Goal: Write out the text on Brazil's economic rise word for word, starting with "Although the rise" and going on through "sell their products.".
──────── Document ────────
The economic reforms that were begun in the 1990s under Brazil’s former president, Fernando Henrique Cardoso, have made all the difference to its economy. By embracing the opportunities of global capitalism, and moving away from the statist model once so popular in Latin America, Brazil is liberating its citizens from poverty and securing a path to global power and influence. Just as the 2008 Beijing Olympics symbolised China’s advent as a global economic power, Rio de Janeiro’s hosting of the FIFA World Cup next year and the Summer Olympics in 2016 symbolises Brazil’s entry onto the world’s stage.
Although the rise of the BRIC nations—Brazil, Russia, India and China—was famously analysed by Goldman Sachs’s Jim O’Neill in 2001, the complex reasons for Brazil’s growth have often been buried under Wall Street marketing pamphlets about emerging markets. But to understand Brazil’s rise we need to know a little more about economic growth than we did in 1776, when Adam Smith published The Wealth of Nations. Smith posed the question of why some nations are richer than others. His insightful answer was that wealthier nations had a more developed division of labour and bigger markets to sell their products.
Nowadays, the political institutions lying behind an economy’s workings are also considered crucially important in establishing the ground rules for wealth creation. Are the rulers of a society, for instance, inclined to create democratic institutions so that the benefits of a market economy can be spread widely? Or do their institutions help a small monopolistic elite?
The answers to these questions have a bearing on the long-term wealth of nations. Brazil’s recent ascent to the status of an economic superpower is a case in point. We can be sure of one thing. Ever since the Portuguese first landed in 1500, Brazil always had the basic inputs for success, especially in natural resources, if not labour (they imported 10 million slaves from Africa to solve that problem). What was missing, until recently, was the right political and social framework—the institutions—to create the stability needed to utilise these resources to enrich all of Brazil’s citizens.
──────── Record list ────────
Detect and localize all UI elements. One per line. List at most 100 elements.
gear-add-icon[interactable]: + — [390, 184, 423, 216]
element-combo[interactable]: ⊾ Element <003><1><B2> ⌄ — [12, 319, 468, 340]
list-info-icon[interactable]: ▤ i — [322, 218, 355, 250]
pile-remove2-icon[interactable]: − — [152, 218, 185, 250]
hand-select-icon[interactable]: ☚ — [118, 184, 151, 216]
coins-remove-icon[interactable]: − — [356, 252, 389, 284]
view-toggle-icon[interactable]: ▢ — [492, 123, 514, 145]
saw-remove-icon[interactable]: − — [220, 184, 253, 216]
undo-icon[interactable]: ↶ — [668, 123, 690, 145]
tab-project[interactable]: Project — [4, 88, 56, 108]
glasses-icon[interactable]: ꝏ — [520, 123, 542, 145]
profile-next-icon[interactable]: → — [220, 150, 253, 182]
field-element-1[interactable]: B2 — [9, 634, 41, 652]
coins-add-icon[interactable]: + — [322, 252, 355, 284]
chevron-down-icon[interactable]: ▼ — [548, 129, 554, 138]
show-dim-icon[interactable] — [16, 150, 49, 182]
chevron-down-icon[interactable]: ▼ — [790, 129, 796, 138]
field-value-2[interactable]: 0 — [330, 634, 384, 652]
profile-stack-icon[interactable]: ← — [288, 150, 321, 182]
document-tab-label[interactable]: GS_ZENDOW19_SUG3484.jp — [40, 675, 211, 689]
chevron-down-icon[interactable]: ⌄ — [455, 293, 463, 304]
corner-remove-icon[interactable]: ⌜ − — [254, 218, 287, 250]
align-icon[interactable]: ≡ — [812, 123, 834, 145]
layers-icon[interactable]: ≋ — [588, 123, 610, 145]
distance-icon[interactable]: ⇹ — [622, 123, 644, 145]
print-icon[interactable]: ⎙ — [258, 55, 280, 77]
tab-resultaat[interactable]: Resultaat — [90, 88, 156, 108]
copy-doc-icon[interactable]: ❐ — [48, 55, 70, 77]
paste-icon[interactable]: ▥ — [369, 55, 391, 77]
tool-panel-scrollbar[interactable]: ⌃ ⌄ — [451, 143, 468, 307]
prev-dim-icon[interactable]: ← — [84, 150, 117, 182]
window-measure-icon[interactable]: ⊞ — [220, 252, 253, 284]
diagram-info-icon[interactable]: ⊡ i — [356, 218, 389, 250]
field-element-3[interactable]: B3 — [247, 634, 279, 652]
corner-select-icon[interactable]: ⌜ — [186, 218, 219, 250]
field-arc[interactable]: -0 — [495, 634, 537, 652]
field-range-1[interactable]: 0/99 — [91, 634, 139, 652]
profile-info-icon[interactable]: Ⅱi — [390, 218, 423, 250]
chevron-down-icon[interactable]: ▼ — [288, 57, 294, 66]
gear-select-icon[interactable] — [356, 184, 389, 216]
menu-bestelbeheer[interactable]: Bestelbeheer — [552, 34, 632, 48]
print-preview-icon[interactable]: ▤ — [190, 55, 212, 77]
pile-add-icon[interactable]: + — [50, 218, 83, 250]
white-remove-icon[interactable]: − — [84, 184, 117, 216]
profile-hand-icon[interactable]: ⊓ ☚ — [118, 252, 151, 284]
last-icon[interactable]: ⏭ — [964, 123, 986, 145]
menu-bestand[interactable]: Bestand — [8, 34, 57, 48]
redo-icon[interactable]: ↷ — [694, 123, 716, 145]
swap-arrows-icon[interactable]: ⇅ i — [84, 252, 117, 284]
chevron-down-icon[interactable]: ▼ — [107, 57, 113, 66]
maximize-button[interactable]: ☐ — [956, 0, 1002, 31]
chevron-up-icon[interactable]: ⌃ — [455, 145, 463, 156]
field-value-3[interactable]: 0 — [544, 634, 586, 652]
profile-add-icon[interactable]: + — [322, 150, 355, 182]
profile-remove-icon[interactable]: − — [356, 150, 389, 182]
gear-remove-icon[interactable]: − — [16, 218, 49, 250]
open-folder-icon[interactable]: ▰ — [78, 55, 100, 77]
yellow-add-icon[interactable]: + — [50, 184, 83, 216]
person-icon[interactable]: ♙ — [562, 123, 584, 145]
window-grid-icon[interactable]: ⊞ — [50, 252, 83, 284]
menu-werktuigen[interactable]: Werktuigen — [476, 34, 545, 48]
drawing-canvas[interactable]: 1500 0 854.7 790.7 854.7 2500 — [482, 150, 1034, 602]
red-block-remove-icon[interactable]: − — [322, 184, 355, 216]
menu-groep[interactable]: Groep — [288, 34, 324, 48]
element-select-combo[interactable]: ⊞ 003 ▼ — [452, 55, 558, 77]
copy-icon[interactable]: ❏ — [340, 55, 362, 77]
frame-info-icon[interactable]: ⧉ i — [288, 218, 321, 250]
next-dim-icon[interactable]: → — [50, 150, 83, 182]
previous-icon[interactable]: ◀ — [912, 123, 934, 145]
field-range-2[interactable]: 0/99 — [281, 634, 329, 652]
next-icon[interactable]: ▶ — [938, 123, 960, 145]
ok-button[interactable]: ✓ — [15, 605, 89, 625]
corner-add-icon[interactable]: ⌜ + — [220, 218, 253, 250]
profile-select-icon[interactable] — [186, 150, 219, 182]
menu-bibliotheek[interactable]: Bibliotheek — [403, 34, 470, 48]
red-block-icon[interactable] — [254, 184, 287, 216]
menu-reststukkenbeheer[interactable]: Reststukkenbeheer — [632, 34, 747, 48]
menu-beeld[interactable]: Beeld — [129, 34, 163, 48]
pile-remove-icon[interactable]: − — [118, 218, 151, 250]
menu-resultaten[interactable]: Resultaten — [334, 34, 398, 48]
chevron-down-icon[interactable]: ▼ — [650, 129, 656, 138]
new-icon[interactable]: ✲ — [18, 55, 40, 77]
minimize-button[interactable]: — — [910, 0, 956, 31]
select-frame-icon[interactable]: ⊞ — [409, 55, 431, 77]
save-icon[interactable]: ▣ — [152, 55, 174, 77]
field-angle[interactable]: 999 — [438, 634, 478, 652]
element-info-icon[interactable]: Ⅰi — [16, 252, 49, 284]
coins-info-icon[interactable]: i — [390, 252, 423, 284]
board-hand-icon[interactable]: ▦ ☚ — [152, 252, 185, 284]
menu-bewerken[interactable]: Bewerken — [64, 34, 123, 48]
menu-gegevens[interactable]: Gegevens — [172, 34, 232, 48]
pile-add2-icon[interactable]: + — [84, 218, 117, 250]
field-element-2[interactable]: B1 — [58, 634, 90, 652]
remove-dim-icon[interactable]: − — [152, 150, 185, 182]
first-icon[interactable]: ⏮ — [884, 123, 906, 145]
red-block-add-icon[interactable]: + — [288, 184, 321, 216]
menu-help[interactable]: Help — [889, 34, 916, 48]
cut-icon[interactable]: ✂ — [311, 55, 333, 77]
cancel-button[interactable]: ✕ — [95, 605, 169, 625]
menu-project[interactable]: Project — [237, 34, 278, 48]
────────
The answer:
Although the rise of the BRIC nations—Brazil, Russia, India and China—was famously analysed by Goldman Sachs’s Jim O’Neill in 2001, the complex reasons for Brazil’s growth have often been buried under Wall Street marketing pamphlets about emerging markets. But to understand Brazil’s rise we need to know a little more about economic growth than we did in 1776, when Adam Smith published The Wealth of Nations. Smith posed the question of why some nations are richer than others. His insightful answer was that wealthier nations had a more developed division of labour and bigger markets to sell their products.